» **Work required**
Word for word, transcribe the lines below and drop the pictures.

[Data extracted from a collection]
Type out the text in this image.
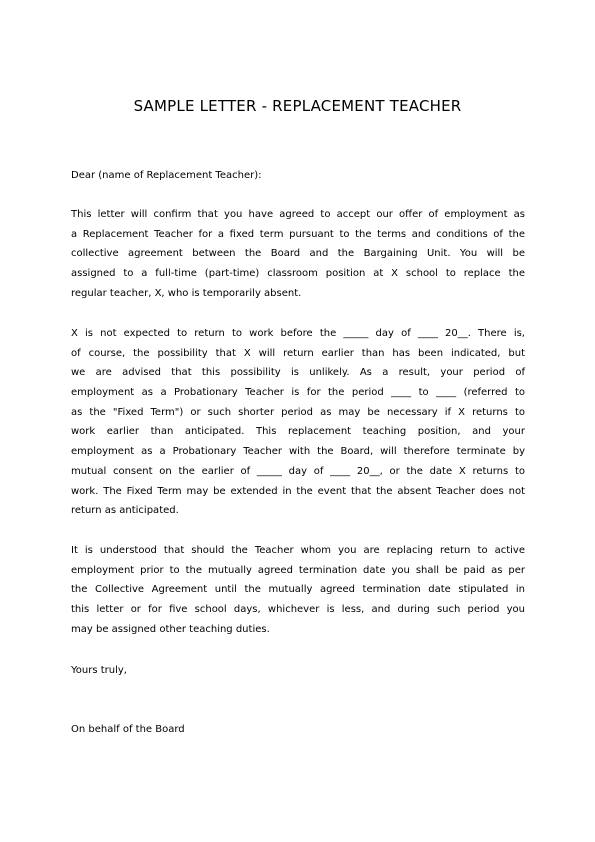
SAMPLE LETTER - REPLACEMENT TEACHER
Dear (name of Replacement Teacher):
This letter will confirm that you have agreed to accept our offer of employment as
a Replacement Teacher for a fixed term pursuant to the terms and conditions of the
collective agreement between the Board and the Bargaining Unit. You will be
assigned to a full-time (part-time) classroom position at X school to replace the
regular teacher, X, who is temporarily absent.
X is not expected to return to work before the _____ day of ____ 20__. There is,
of course, the possibility that X will return earlier than has been indicated, but
we are advised that this possibility is unlikely. As a result, your period of
employment as a Probationary Teacher is for the period ____ to ____ (referred to
as the "Fixed Term") or such shorter period as may be necessary if X returns to
work earlier than anticipated. This replacement teaching position, and your
employment as a Probationary Teacher with the Board, will therefore terminate by
mutual consent on the earlier of _____ day of ____ 20__, or the date X returns to
work. The Fixed Term may be extended in the event that the absent Teacher does not
return as anticipated.
It is understood that should the Teacher whom you are replacing return to active
employment prior to the mutually agreed termination date you shall be paid as per
the Collective Agreement until the mutually agreed termination date stipulated in
this letter or for five school days, whichever is less, and during such period you
may be assigned other teaching duties.
Yours truly,
On behalf of the Board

» **Solved problem**
Type out the text in this image.
SAMPLE LETTER - REPLACEMENT TEACHER
Dear (name of Replacement Teacher):
This letter will confirm that you have agreed to accept our offer of employment as
a Replacement Teacher for a fixed term pursuant to the terms and conditions of the
collective agreement between the Board and the Bargaining Unit. You will be
assigned to a full-time (part-time) classroom position at X school to replace the
regular teacher, X, who is temporarily absent.
X is not expected to return to work before the _____ day of ____ 20__. There is,
of course, the possibility that X will return earlier than has been indicated, but
we are advised that this possibility is unlikely. As a result, your period of
employment as a Probationary Teacher is for the period ____ to ____ (referred to
as the "Fixed Term") or such shorter period as may be necessary if X returns to
work earlier than anticipated. This replacement teaching position, and your
employment as a Probationary Teacher with the Board, will therefore terminate by
mutual consent on the earlier of _____ day of ____ 20__, or the date X returns to
work. The Fixed Term may be extended in the event that the absent Teacher does not
return as anticipated.
It is understood that should the Teacher whom you are replacing return to active
employment prior to the mutually agreed termination date you shall be paid as per
the Collective Agreement until the mutually agreed termination date stipulated in
this letter or for five school days, whichever is less, and during such period you
may be assigned other teaching duties.
Yours truly,
On behalf of the Board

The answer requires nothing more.